Every line that contains the word "serving" should be copied from the records below.

(Website and app data records)
******

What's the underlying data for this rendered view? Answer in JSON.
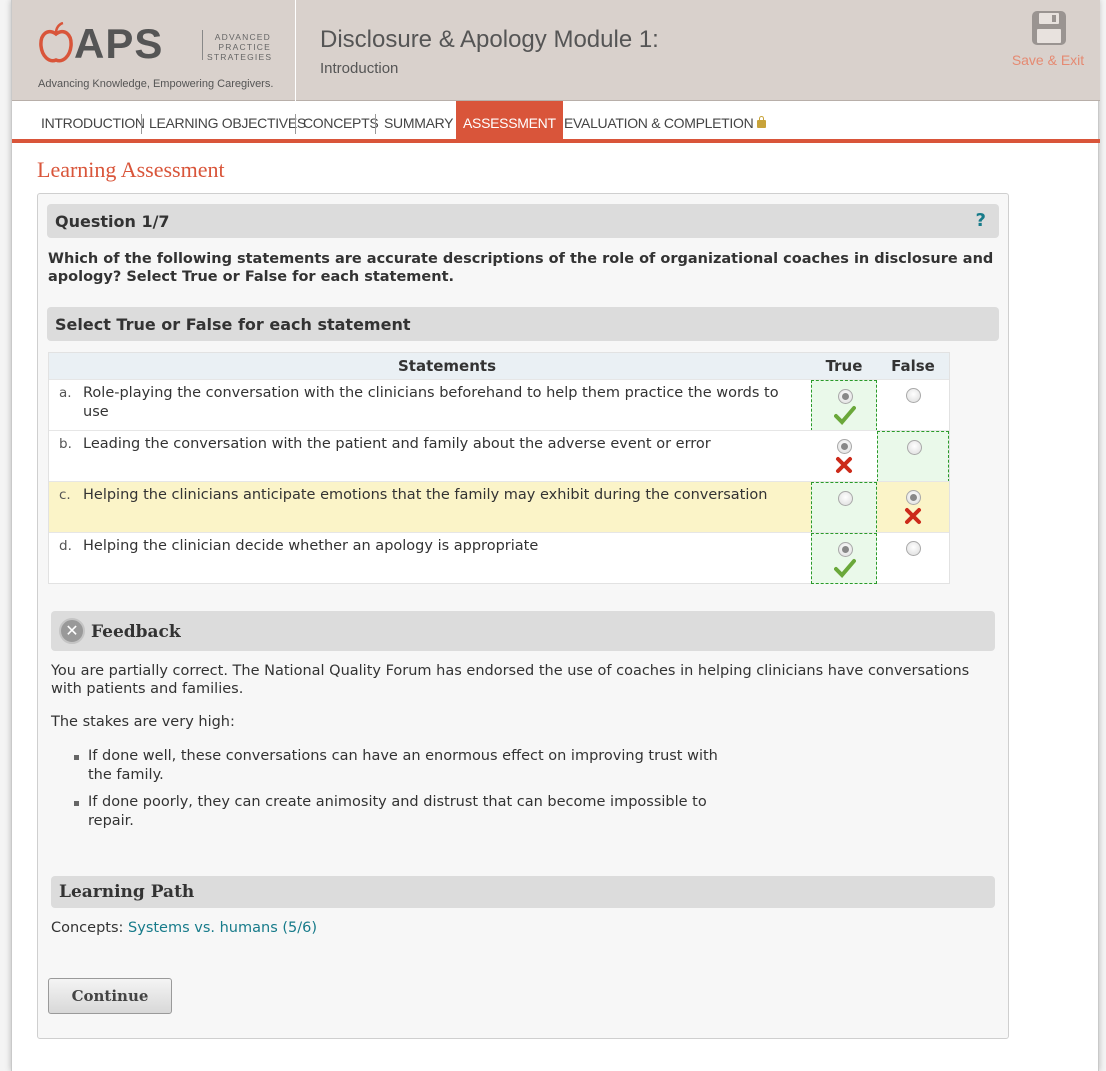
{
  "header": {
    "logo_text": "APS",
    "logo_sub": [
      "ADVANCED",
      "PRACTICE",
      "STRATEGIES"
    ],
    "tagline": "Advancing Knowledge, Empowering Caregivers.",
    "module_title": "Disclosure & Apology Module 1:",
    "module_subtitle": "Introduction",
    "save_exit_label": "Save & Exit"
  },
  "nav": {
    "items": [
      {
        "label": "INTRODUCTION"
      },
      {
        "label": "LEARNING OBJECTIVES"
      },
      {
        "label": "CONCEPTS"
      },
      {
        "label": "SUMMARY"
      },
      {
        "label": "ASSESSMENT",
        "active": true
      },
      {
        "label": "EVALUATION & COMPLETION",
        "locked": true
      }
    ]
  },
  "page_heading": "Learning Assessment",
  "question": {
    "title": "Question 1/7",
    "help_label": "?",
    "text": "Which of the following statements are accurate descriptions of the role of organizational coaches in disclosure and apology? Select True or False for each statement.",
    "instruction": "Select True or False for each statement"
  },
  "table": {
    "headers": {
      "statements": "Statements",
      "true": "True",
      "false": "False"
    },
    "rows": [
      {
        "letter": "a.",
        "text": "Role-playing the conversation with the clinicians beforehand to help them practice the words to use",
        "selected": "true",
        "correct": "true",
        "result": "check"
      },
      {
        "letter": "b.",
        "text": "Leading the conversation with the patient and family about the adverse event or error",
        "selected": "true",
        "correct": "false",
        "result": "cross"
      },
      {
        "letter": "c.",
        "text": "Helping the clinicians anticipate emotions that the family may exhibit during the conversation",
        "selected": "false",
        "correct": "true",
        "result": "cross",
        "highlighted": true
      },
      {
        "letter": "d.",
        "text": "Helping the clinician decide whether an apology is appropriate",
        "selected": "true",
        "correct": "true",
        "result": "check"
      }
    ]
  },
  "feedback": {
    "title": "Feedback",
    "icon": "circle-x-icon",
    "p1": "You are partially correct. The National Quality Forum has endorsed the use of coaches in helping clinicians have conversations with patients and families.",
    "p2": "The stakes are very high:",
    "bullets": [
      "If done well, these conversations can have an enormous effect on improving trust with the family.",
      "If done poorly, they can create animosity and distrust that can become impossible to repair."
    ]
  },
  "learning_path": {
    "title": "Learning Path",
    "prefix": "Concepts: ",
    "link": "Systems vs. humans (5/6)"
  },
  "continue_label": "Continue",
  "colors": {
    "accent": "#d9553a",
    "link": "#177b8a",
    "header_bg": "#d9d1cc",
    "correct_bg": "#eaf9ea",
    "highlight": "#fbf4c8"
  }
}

******

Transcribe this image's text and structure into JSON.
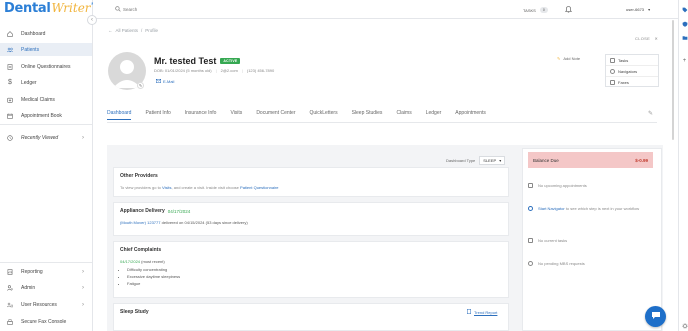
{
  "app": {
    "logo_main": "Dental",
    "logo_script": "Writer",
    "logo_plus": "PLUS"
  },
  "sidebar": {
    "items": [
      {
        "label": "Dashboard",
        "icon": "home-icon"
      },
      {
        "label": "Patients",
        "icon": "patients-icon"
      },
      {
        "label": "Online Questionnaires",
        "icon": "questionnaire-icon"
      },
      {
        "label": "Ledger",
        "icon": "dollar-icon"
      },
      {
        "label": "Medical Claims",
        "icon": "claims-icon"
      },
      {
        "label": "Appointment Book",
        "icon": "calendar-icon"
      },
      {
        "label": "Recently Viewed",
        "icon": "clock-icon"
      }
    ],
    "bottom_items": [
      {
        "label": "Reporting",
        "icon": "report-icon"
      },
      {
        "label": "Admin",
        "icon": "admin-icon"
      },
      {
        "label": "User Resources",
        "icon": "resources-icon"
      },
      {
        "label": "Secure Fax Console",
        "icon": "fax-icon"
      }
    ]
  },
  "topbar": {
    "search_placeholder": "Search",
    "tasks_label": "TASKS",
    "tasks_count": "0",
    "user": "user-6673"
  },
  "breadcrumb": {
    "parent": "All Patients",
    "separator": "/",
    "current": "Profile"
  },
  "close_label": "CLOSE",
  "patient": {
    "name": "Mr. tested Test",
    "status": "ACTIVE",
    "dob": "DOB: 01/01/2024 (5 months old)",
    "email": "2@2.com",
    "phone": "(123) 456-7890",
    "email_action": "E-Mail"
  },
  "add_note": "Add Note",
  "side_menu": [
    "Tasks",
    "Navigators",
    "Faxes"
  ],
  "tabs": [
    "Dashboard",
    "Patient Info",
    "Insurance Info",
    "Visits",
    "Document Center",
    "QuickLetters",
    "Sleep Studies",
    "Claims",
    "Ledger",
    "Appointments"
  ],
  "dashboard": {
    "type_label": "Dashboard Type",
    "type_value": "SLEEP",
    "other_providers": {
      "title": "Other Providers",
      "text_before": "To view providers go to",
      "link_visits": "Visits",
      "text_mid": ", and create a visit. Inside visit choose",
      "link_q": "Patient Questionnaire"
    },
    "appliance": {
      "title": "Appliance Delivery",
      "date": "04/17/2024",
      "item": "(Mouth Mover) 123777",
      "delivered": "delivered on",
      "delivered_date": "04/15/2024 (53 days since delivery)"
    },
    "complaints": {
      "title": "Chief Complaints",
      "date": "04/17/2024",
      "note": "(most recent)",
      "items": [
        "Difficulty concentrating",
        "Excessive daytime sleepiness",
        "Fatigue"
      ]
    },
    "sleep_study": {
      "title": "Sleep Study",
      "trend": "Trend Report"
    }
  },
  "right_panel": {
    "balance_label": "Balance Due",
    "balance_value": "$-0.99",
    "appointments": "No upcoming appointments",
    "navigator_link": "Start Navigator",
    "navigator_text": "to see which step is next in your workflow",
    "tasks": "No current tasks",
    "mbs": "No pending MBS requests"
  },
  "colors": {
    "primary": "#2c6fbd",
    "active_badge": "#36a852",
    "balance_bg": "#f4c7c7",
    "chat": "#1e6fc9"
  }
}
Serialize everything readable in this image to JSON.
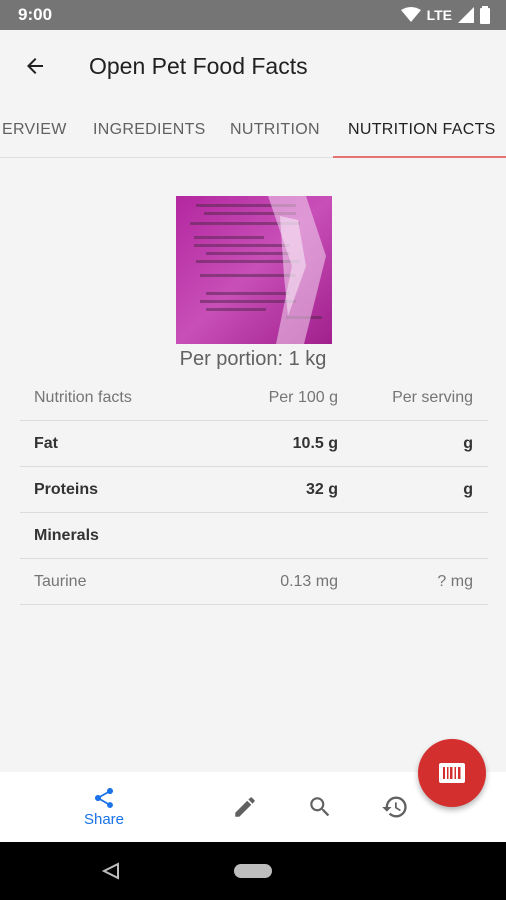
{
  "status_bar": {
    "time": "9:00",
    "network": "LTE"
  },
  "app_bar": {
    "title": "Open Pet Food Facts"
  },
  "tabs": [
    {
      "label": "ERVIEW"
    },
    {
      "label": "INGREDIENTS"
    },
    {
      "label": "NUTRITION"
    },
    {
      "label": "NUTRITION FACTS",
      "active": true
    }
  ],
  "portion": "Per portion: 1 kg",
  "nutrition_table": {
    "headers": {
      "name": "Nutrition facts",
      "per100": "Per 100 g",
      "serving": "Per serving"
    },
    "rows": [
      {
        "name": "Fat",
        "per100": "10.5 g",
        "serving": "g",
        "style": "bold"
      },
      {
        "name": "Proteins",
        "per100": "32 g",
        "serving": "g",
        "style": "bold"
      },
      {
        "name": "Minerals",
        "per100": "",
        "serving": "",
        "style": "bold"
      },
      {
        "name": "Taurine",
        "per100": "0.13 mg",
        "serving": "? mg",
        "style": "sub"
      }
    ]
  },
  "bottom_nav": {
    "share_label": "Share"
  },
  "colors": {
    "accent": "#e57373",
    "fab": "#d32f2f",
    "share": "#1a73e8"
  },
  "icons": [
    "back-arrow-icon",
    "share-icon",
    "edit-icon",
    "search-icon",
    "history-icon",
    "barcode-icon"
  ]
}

******

• **Solution to the exercise**
      "serving": "Per serving"
        "serving": "g",
        "serving": "g",
        "serving": "",
        "serving": "? mg",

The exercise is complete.